• Task instructions:
Copy out the listing exactly.

• Record excerpts:
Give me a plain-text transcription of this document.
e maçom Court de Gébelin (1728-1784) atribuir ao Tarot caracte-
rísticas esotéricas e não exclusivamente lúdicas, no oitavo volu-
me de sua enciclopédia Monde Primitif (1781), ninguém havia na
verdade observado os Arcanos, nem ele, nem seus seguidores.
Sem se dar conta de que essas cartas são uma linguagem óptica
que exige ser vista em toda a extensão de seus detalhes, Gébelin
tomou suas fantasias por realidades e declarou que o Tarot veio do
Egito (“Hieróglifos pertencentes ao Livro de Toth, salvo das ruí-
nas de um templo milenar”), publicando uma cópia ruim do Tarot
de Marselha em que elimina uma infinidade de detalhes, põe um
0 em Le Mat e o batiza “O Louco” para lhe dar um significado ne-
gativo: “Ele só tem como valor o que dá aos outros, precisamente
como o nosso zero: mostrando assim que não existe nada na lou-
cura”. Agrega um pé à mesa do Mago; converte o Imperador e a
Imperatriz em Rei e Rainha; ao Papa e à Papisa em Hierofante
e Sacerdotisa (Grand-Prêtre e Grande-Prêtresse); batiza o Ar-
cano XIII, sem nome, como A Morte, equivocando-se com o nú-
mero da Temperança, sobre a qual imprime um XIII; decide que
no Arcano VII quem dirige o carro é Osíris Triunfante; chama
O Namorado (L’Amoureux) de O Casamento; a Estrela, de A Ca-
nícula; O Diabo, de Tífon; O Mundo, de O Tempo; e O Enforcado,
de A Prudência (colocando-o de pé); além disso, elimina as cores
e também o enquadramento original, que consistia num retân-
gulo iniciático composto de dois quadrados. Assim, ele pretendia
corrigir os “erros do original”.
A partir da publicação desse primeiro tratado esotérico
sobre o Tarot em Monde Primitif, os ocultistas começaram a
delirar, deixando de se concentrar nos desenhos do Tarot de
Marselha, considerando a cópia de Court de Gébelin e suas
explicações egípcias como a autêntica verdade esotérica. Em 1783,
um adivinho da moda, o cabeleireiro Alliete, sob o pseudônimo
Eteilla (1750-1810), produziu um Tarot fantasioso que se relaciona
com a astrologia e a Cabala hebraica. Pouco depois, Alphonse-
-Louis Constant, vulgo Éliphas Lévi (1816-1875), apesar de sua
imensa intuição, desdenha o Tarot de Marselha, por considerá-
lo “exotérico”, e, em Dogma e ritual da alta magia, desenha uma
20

• Response:
Give me a plain-text transcription of this document.
e maçom Court de Gébelin (1728-1784) atribuir ao Tarot caracte-
rísticas esotéricas e não exclusivamente lúdicas, no oitavo volu-
me de sua enciclopédia Monde Primitif (1781), ninguém havia na
verdade observado os Arcanos, nem ele, nem seus seguidores.
Sem se dar conta de que essas cartas são uma linguagem óptica
que exige ser vista em toda a extensão de seus detalhes, Gébelin
tomou suas fantasias por realidades e declarou que o Tarot veio do
Egito (“Hieróglifos pertencentes ao Livro de Toth, salvo das ruí-
nas de um templo milenar”), publicando uma cópia ruim do Tarot
de Marselha em que elimina uma infinidade de detalhes, põe um
0 em Le Mat e o batiza “O Louco” para lhe dar um significado ne-
gativo: “Ele só tem como valor o que dá aos outros, precisamente
como o nosso zero: mostrando assim que não existe nada na lou-
cura”. Agrega um pé à mesa do Mago; converte o Imperador e a
Imperatriz em Rei e Rainha; ao Papa e à Papisa em Hierofante
e Sacerdotisa (Grand-Prêtre e Grande-Prêtresse); batiza o Ar-
cano XIII, sem nome, como A Morte, equivocando-se com o nú-
mero da Temperança, sobre a qual imprime um XIII; decide que
no Arcano VII quem dirige o carro é Osíris Triunfante; chama
O Namorado (L’Amoureux) de O Casamento; a Estrela, de A Ca-
nícula; O Diabo, de Tífon; O Mundo, de O Tempo; e O Enforcado,
de A Prudência (colocando-o de pé); além disso, elimina as cores
e também o enquadramento original, que consistia num retân-
gulo iniciático composto de dois quadrados. Assim, ele pretendia
corrigir os “erros do original”.
A partir da publicação desse primeiro tratado esotérico
sobre o Tarot em Monde Primitif, os ocultistas começaram a
delirar, deixando de se concentrar nos desenhos do Tarot de
Marselha, considerando a cópia de Court de Gébelin e suas
explicações egípcias como a autêntica verdade esotérica. Em 1783,
um adivinho da moda, o cabeleireiro Alliete, sob o pseudônimo
Eteilla (1750-1810), produziu um Tarot fantasioso que se relaciona
com a astrologia e a Cabala hebraica. Pouco depois, Alphonse-
-Louis Constant, vulgo Éliphas Lévi (1816-1875), apesar de sua
imensa intuição, desdenha o Tarot de Marselha, por considerá-
lo “exotérico”, e, em Dogma e ritual da alta magia, desenha uma
20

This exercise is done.